Aim of the exercise:
Show, in full, each line of the data that contains "will".

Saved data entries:
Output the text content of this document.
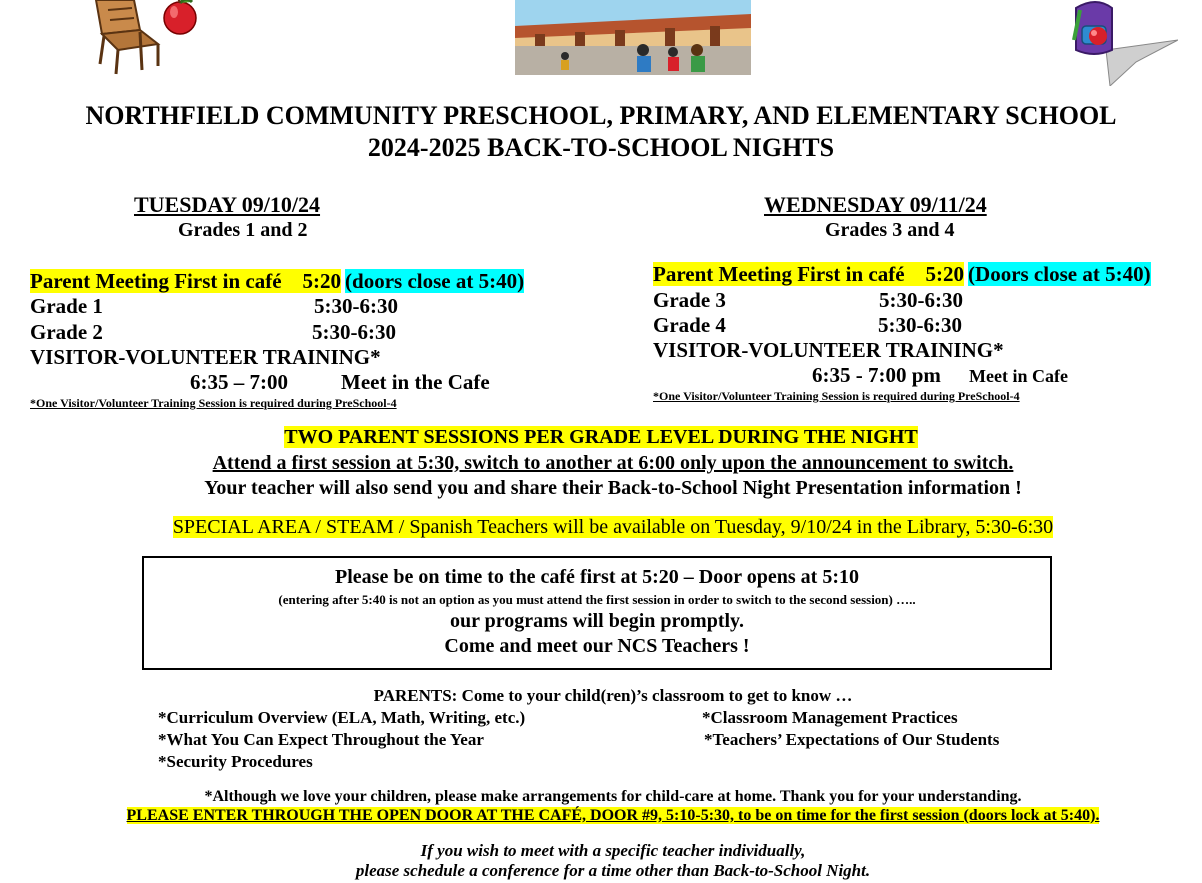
NORTHFIELD COMMUNITY PRESCHOOL, PRIMARY, AND ELEMENTARY SCHOOL
2024-2025 BACK-TO-SCHOOL NIGHTS
TUESDAY 09/10/24
Grades 1 and 2
Parent Meeting First in café 5:20 (doors close at 5:40)
Grade 1	5:30-6:30
Grade 2	5:30-6:30
VISITOR-VOLUNTEER TRAINING*
6:35 – 7:00	Meet in the Cafe
*One Visitor/Volunteer Training Session is required during PreSchool-4
WEDNESDAY 09/11/24
Grades 3 and 4
Parent Meeting First in café 5:20 (Doors close at 5:40)
Grade 3	5:30-6:30
Grade 4	5:30-6:30
VISITOR-VOLUNTEER TRAINING*
6:35 - 7:00 pm Meet in Cafe
*One Visitor/Volunteer Training Session is required during PreSchool-4
TWO PARENT SESSIONS PER GRADE LEVEL DURING THE NIGHT
Attend a first session at 5:30, switch to another at 6:00 only upon the announcement to switch.
Your teacher will also send you and share their Back-to-School Night Presentation information !
SPECIAL AREA / STEAM / Spanish Teachers will be available on Tuesday, 9/10/24 in the Library, 5:30-6:30
Please be on time to the café first at 5:20 – Door opens at 5:10
(entering after 5:40 is not an option as you must attend the first session in order to switch to the second session) …..
our programs will begin promptly.
Come and meet our NCS Teachers !
PARENTS: Come to your child(ren)’s classroom to get to know …
*Curriculum Overview (ELA, Math, Writing, etc.)	*Classroom Management Practices
*What You Can Expect Throughout the Year	*Teachers’ Expectations of Our Students
*Security Procedures
*Although we love your children, please make arrangements for child-care at home. Thank you for your understanding.
PLEASE ENTER THROUGH THE OPEN DOOR AT THE CAFÉ, DOOR #9, 5:10-5:30, to be on time for the first session (doors lock at 5:40).
If you wish to meet with a specific teacher individually,
please schedule a conference for a time other than Back-to-School Night.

Response below:
Your teacher will also send you and share their Back-to-School Night Presentation information !
SPECIAL AREA / STEAM / Spanish Teachers will be available on Tuesday, 9/10/24 in the Library, 5:30-6:30
our programs will begin promptly.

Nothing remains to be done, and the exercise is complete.